Data records:
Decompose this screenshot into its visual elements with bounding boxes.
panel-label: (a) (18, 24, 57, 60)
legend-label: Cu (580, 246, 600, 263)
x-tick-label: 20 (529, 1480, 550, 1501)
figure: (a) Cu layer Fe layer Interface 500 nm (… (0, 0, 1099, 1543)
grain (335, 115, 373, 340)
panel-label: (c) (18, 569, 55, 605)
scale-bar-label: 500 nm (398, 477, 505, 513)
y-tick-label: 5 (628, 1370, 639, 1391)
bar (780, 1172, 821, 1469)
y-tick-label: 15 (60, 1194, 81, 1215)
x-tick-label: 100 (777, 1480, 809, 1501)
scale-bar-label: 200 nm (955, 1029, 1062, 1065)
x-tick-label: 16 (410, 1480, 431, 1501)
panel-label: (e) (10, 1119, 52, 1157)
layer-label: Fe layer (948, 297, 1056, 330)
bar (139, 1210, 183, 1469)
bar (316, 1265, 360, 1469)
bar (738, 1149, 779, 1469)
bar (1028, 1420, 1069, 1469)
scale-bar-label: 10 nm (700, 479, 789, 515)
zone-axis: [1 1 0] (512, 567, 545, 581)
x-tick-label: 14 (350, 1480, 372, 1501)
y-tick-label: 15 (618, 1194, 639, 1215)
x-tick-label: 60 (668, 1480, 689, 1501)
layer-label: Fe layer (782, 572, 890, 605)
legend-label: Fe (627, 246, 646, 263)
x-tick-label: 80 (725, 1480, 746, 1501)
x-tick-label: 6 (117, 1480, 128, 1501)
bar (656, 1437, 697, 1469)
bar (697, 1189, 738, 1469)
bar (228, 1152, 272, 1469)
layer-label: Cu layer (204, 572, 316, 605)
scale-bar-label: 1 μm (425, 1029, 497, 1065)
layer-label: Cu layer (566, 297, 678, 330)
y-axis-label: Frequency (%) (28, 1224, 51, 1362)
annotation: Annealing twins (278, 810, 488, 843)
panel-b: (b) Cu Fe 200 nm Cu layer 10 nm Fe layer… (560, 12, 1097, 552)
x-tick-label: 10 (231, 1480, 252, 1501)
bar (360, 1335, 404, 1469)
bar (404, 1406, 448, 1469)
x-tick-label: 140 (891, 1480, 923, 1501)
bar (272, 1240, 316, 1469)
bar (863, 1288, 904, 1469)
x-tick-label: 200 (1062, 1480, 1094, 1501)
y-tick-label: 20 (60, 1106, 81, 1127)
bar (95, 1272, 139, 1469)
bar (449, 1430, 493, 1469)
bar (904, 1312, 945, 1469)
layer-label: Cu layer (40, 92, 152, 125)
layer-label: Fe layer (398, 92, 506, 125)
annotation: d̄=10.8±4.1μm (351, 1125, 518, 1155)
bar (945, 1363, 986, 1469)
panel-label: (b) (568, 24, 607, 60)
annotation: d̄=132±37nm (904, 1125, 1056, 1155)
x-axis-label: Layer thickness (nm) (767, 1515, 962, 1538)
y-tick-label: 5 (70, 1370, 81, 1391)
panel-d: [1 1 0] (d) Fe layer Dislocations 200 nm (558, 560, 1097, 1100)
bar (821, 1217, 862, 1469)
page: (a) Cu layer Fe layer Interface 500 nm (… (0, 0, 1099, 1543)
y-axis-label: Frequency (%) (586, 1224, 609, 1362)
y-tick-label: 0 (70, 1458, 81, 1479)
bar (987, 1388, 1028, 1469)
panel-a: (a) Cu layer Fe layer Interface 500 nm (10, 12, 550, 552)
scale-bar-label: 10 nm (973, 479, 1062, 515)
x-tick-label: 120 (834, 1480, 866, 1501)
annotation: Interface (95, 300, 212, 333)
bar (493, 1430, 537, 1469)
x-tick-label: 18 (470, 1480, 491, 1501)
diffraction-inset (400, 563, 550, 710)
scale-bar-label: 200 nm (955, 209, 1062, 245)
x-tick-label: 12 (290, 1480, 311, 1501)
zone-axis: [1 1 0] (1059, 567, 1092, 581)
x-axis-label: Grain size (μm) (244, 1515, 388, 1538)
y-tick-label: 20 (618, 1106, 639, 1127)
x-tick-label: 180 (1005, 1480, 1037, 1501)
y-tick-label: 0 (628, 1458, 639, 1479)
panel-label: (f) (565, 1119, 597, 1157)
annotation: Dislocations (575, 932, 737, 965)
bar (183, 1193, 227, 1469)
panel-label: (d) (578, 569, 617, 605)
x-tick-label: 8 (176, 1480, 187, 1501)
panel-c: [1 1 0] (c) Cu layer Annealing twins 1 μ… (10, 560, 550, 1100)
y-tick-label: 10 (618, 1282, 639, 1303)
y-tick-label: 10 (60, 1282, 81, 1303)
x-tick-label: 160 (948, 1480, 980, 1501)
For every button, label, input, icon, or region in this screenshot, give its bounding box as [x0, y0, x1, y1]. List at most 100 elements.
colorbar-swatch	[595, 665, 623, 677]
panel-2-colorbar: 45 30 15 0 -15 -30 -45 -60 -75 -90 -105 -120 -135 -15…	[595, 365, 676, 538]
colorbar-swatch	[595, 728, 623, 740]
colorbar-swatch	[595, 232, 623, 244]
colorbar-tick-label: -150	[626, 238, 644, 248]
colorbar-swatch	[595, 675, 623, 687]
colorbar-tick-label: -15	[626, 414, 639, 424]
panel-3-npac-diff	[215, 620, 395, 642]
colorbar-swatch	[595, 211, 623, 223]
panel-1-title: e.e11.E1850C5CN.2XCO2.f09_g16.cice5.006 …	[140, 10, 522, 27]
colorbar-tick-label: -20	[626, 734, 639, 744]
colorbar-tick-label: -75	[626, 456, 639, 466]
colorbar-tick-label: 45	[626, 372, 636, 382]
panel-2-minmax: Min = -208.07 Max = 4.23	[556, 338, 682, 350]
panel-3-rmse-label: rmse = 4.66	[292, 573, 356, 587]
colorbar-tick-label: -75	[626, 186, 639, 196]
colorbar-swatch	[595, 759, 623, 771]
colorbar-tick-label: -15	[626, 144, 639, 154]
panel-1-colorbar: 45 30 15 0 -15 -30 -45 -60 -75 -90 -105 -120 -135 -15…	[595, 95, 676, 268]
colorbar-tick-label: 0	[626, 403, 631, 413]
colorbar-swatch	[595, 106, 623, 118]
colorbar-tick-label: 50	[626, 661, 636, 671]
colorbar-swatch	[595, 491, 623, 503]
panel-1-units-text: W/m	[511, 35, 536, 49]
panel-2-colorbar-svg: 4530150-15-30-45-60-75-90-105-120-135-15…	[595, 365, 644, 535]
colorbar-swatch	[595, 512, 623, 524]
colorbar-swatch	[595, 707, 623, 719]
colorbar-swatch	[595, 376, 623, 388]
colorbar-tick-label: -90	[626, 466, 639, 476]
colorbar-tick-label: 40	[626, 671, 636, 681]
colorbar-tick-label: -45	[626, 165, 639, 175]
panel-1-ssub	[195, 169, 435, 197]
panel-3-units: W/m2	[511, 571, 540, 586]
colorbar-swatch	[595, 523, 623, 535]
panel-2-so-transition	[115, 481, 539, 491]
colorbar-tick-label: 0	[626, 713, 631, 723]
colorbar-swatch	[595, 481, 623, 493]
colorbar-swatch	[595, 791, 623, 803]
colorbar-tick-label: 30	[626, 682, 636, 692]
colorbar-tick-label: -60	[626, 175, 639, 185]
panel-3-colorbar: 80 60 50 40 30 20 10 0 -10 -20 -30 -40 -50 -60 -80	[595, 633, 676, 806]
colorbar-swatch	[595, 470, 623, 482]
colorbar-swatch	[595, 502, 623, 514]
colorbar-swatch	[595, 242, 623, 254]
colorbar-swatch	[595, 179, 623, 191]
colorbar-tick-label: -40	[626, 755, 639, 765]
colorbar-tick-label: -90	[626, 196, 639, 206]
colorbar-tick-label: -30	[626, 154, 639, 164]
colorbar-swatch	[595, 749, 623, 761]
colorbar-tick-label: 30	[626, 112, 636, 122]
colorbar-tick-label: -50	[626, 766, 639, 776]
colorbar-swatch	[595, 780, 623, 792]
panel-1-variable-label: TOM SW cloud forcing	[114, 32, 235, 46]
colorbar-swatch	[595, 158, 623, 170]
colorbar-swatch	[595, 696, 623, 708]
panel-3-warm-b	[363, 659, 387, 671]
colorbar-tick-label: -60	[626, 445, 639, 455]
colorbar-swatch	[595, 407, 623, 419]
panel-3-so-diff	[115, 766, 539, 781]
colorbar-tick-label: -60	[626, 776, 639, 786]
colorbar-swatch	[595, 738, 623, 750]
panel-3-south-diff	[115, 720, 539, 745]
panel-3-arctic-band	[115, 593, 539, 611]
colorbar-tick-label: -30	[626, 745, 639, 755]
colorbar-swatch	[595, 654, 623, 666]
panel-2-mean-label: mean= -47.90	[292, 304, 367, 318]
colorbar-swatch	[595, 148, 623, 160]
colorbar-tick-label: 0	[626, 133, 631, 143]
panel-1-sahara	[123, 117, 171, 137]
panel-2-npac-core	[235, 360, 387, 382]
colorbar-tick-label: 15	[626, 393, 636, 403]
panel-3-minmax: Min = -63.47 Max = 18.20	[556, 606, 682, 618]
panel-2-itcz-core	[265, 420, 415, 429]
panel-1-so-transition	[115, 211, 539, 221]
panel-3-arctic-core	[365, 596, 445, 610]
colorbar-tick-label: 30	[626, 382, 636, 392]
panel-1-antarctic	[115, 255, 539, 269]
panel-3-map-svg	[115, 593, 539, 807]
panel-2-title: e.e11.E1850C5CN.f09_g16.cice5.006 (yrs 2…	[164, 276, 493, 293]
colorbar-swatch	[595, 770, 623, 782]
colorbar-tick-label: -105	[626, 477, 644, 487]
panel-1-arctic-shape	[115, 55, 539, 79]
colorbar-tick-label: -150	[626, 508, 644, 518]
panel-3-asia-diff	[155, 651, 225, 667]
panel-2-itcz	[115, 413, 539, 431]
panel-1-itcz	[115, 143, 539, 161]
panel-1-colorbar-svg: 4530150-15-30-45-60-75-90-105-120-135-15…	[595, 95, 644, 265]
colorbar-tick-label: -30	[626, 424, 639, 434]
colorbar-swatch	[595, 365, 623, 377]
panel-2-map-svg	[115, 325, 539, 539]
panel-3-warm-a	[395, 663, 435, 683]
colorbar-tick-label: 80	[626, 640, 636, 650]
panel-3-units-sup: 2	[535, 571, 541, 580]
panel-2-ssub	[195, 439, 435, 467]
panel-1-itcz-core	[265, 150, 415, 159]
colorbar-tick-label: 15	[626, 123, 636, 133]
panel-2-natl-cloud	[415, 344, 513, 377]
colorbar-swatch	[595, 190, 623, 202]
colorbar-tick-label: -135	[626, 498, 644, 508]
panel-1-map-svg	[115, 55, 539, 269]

Requirement: Can you give the stretch from the start of the records through the line containing "panel-label: (c) (18, 569, 55, 605)" as a Markdown table with columns "Row" and "Entry", leaving out blank lines?

Solved exercise:
| Row | Entry |
|---|---|
| 1 | Decompose this screenshot into its visual elements with bounding boxes. |
| 2 | panel-label: (a) (18, 24, 57, 60) |
| 3 | legend-label: Cu (580, 246, 600, 263) |
| 4 | x-tick-label: 20 (529, 1480, 550, 1501) |
| 5 | figure: (a) Cu layer Fe layer Interface 500 nm (… (0, 0, 1099, 1543) |
| 6 | grain (335, 115, 373, 340) |
| 7 | panel-label: (c) (18, 569, 55, 605) |